BEGIN Data for processing
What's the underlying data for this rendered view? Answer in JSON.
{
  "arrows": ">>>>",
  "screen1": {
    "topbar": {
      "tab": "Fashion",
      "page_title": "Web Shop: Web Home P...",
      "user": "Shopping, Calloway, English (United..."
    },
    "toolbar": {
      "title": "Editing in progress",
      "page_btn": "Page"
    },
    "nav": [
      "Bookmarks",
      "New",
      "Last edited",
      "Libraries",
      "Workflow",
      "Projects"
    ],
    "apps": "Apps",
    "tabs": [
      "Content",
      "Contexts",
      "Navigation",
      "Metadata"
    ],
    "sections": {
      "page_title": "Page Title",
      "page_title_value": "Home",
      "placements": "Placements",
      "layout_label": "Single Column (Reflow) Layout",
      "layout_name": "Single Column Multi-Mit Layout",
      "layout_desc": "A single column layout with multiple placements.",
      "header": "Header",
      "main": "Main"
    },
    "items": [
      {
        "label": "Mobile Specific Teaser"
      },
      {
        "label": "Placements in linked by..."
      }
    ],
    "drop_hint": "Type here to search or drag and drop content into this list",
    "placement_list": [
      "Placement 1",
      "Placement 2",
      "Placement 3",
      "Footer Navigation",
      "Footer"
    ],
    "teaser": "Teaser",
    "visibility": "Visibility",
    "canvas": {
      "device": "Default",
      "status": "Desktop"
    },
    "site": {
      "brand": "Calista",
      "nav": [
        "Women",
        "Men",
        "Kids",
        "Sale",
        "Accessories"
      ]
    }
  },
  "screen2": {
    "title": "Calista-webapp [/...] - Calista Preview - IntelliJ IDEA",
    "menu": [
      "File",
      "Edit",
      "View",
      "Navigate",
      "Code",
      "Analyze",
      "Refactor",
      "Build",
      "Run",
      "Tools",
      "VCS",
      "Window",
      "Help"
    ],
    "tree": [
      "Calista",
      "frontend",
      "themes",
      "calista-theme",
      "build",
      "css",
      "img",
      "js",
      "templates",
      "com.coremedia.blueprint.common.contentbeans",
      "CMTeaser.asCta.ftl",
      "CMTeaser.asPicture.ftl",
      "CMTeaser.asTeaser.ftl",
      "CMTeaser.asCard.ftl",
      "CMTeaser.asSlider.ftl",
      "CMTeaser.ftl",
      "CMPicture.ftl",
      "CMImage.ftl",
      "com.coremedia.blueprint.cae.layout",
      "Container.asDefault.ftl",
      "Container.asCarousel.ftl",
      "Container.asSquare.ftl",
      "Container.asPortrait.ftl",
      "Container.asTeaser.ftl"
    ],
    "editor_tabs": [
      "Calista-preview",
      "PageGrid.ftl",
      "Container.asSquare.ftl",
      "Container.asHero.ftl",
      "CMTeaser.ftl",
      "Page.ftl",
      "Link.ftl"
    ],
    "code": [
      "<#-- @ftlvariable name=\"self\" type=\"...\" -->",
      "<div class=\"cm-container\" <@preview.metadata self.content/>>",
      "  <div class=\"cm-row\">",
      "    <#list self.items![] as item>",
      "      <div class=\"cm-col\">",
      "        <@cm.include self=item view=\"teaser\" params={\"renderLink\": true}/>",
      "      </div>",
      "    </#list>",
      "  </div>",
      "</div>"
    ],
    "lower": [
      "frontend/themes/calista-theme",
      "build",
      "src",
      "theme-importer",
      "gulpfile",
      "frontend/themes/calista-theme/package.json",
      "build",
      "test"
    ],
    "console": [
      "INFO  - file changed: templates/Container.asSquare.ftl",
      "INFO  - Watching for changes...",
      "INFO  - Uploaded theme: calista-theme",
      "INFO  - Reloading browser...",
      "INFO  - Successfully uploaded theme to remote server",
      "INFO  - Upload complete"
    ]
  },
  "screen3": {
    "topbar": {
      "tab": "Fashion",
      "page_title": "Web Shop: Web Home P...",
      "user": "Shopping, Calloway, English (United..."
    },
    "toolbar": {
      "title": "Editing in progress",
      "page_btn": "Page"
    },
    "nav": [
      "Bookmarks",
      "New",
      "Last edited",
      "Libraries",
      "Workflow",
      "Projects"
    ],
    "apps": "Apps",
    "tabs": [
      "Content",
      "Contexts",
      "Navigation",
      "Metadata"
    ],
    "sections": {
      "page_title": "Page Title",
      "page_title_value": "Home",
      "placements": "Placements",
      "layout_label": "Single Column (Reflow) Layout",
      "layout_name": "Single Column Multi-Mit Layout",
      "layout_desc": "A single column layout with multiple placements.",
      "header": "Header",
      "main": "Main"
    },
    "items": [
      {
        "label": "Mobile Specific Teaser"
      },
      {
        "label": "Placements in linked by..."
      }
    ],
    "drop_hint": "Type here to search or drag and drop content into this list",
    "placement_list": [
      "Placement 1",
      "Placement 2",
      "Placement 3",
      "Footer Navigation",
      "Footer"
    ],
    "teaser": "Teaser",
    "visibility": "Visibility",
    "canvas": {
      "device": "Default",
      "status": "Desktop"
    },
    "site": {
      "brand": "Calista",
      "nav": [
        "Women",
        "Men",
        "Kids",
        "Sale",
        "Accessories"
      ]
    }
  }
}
END Data for processing
Exactly reproduce every line found in the records.

» Solution:
What's the underlying data for this rendered view? Answer in JSON.
{
  "arrows": ">>>>",
  "screen1": {
    "topbar": {
      "tab": "Fashion",
      "page_title": "Web Shop: Web Home P...",
      "user": "Shopping, Calloway, English (United..."
    },
    "toolbar": {
      "title": "Editing in progress",
      "page_btn": "Page"
    },
    "nav": [
      "Bookmarks",
      "New",
      "Last edited",
      "Libraries",
      "Workflow",
      "Projects"
    ],
    "apps": "Apps",
    "tabs": [
      "Content",
      "Contexts",
      "Navigation",
      "Metadata"
    ],
    "sections": {
      "page_title": "Page Title",
      "page_title_value": "Home",
      "placements": "Placements",
      "layout_label": "Single Column (Reflow) Layout",
      "layout_name": "Single Column Multi-Mit Layout",
      "layout_desc": "A single column layout with multiple placements.",
      "header": "Header",
      "main": "Main"
    },
    "items": [
      {
        "label": "Mobile Specific Teaser"
      },
      {
        "label": "Placements in linked by..."
      }
    ],
    "drop_hint": "Type here to search or drag and drop content into this list",
    "placement_list": [
      "Placement 1",
      "Placement 2",
      "Placement 3",
      "Footer Navigation",
      "Footer"
    ],
    "teaser": "Teaser",
    "visibility": "Visibility",
    "canvas": {
      "device": "Default",
      "status": "Desktop"
    },
    "site": {
      "brand": "Calista",
      "nav": [
        "Women",
        "Men",
        "Kids",
        "Sale",
        "Accessories"
      ]
    }
  },
  "screen2": {
    "title": "Calista-webapp [/...] - Calista Preview - IntelliJ IDEA",
    "menu": [
      "File",
      "Edit",
      "View",
      "Navigate",
      "Code",
      "Analyze",
      "Refactor",
      "Build",
      "Run",
      "Tools",
      "VCS",
      "Window",
      "Help"
    ],
    "tree": [
      "Calista",
      "frontend",
      "themes",
      "calista-theme",
      "build",
      "css",
      "img",
      "js",
      "templates",
      "com.coremedia.blueprint.common.contentbeans",
      "CMTeaser.asCta.ftl",
      "CMTeaser.asPicture.ftl",
      "CMTeaser.asTeaser.ftl",
      "CMTeaser.asCard.ftl",
      "CMTeaser.asSlider.ftl",
      "CMTeaser.ftl",
      "CMPicture.ftl",
      "CMImage.ftl",
      "com.coremedia.blueprint.cae.layout",
      "Container.asDefault.ftl",
      "Container.asCarousel.ftl",
      "Container.asSquare.ftl",
      "Container.asPortrait.ftl",
      "Container.asTeaser.ftl"
    ],
    "editor_tabs": [
      "Calista-preview",
      "PageGrid.ftl",
      "Container.asSquare.ftl",
      "Container.asHero.ftl",
      "CMTeaser.ftl",
      "Page.ftl",
      "Link.ftl"
    ],
    "code": [
      "<#-- @ftlvariable name=\"self\" type=\"...\" -->",
      "<div class=\"cm-container\" <@preview.metadata self.content/>>",
      "  <div class=\"cm-row\">",
      "    <#list self.items![] as item>",
      "      <div class=\"cm-col\">",
      "        <@cm.include self=item view=\"teaser\" params={\"renderLink\": true}/>",
      "      </div>",
      "    </#list>",
      "  </div>",
      "</div>"
    ],
    "lower": [
      "frontend/themes/calista-theme",
      "build",
      "src",
      "theme-importer",
      "gulpfile",
      "frontend/themes/calista-theme/package.json",
      "build",
      "test"
    ],
    "console": [
      "INFO  - file changed: templates/Container.asSquare.ftl",
      "INFO  - Watching for changes...",
      "INFO  - Uploaded theme: calista-theme",
      "INFO  - Reloading browser...",
      "INFO  - Successfully uploaded theme to remote server",
      "INFO  - Upload complete"
    ]
  },
  "screen3": {
    "topbar": {
      "tab": "Fashion",
      "page_title": "Web Shop: Web Home P...",
      "user": "Shopping, Calloway, English (United..."
    },
    "toolbar": {
      "title": "Editing in progress",
      "page_btn": "Page"
    },
    "nav": [
      "Bookmarks",
      "New",
      "Last edited",
      "Libraries",
      "Workflow",
      "Projects"
    ],
    "apps": "Apps",
    "tabs": [
      "Content",
      "Contexts",
      "Navigation",
      "Metadata"
    ],
    "sections": {
      "page_title": "Page Title",
      "page_title_value": "Home",
      "placements": "Placements",
      "layout_label": "Single Column (Reflow) Layout",
      "layout_name": "Single Column Multi-Mit Layout",
      "layout_desc": "A single column layout with multiple placements.",
      "header": "Header",
      "main": "Main"
    },
    "items": [
      {
        "label": "Mobile Specific Teaser"
      },
      {
        "label": "Placements in linked by..."
      }
    ],
    "drop_hint": "Type here to search or drag and drop content into this list",
    "placement_list": [
      "Placement 1",
      "Placement 2",
      "Placement 3",
      "Footer Navigation",
      "Footer"
    ],
    "teaser": "Teaser",
    "visibility": "Visibility",
    "canvas": {
      "device": "Default",
      "status": "Desktop"
    },
    "site": {
      "brand": "Calista",
      "nav": [
        "Women",
        "Men",
        "Kids",
        "Sale",
        "Accessories"
      ]
    }
  }
}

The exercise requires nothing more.